* Passage *
◆ ◆ ◆

DI-AKI is a serious condition that can be caused by numerous drugs and manifest in a various ways. Notably, a cross- sectional survey[15] found that 1,642 drugs were linked to AKI. The three drugs most frequently linked to DI-AKI were anti-infectives (34.35%), diuretics (21.80%), and proton pump inhibitors (10.48%); these contributed to the onset of DI-AKI in 66.63% of all cases. Another study found that 46 drugs had been administered to 115 patients with DI-AKI; the five drugs most frequently associated with morbidity were teicoplanin (5.30%), meropenem (1.60%), vancomycin (0.93%), cefoperazone sodium and sulbactam sodium (0.84%), and cefmetazole sodium (0.74%).[8] Nearly 66% of patients with DI-AKI had been administered more than one drug associated with morbidity.[6]

In China, there remains minimal comprehensive, evidence-based data regarding DI-AKI.[26] Certain herbal medicines, which contain multiple natural compounds with various active ingredients, can cause nephrotoxicity; this causative effect is often overlooked by clinicians. There is some evidence[27] that aristolochic acids and plant alkaloids can cause kidney injury; such injury has also been linked to anthraquinones, flavonoids, and glycosides extracted from herbs. In TCM, nephrotoxicity can be caused by various factors, including intrinsic toxicity, improper processing method or dosage, and interactions among herbal medicines. Clinicians should carefully monitor the use of herbal medicine in patients with unexplained AKI or progressive chronic kidney disease.[28]

DI-AKI is a common complication among hospitalized patients, particularly patients in critical condition.[29] Prescriptions, over-the-counter drugs, and herbal medicines are all readily available.[30],[31] However, DI-AKI does not consistently occur in all patients who are exposed to nephrotoxic.[32],[33] The disease onset is dependent on a combination of risk factors, such as drug nephrotoxicity, potential AKI-inducing characteristics, renal metabolism, and excretion of pathogenic substances.[34] In addition to age (>60 years), possible risk factors for in- hospital DI-AKI-related mortality include AKI stage, severe concomitant symptoms, plasma substitute administration, and diuretic therapy. The early identification of risk factors for DI-AKI during hospitalization can promote the efficient use of healthcare resources and the development of prevention strategies.

◆ ◆ ◆

* Record set *
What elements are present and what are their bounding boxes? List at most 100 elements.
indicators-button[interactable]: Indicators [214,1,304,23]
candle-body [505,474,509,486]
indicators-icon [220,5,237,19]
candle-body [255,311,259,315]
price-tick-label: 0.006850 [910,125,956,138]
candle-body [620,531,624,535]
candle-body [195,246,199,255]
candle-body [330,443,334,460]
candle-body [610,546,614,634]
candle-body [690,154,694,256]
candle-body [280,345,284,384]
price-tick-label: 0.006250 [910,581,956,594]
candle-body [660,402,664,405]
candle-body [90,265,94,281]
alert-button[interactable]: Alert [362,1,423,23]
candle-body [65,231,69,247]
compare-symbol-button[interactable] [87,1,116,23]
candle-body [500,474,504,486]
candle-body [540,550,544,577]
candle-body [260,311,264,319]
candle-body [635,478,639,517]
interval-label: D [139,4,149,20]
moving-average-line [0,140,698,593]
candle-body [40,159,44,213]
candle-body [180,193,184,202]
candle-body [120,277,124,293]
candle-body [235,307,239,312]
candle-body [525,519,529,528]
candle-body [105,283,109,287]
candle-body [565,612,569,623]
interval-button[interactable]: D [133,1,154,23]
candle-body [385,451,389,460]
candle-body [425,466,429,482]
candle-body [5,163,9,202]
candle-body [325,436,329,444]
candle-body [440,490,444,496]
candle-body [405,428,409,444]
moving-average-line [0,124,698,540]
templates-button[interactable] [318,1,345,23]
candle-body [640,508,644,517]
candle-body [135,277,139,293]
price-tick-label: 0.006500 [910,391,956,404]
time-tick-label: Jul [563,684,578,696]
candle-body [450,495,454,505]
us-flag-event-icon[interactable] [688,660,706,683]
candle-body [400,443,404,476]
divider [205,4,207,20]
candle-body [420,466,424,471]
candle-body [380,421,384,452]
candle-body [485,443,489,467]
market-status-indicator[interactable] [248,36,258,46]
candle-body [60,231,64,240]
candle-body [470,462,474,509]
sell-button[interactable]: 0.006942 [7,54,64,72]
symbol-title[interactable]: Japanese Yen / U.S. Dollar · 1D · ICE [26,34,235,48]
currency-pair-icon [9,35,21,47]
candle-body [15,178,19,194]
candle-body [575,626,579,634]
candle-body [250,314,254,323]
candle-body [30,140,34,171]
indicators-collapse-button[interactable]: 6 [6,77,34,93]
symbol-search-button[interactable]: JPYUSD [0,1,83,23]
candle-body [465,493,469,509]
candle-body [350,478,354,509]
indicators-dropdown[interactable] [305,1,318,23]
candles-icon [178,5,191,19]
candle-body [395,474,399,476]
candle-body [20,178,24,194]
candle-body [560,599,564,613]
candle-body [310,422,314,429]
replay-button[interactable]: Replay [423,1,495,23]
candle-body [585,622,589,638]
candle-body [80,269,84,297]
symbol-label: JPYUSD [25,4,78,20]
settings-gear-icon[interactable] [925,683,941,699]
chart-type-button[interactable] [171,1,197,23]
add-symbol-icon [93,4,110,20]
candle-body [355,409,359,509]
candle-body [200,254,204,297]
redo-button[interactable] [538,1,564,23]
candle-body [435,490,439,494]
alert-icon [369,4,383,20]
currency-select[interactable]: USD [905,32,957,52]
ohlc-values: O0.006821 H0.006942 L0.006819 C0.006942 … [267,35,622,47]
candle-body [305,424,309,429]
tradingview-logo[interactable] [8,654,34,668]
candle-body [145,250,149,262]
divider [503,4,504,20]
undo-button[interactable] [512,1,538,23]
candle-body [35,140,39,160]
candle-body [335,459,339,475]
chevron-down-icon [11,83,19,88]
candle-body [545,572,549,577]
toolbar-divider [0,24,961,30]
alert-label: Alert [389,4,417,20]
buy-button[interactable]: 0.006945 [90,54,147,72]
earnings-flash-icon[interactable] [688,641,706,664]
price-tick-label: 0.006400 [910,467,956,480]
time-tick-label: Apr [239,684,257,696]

◆ ◆ ◆

* Task item *
From the DI-AKI passage above, list every possible risk factor it gives for in-hospital DI-AKI-related mortality.

* Output of the exercise *
- Age (>60 years)
- AKI stage
- Severe concomitant symptoms
- Plasma substitute administration
- Diuretic therapy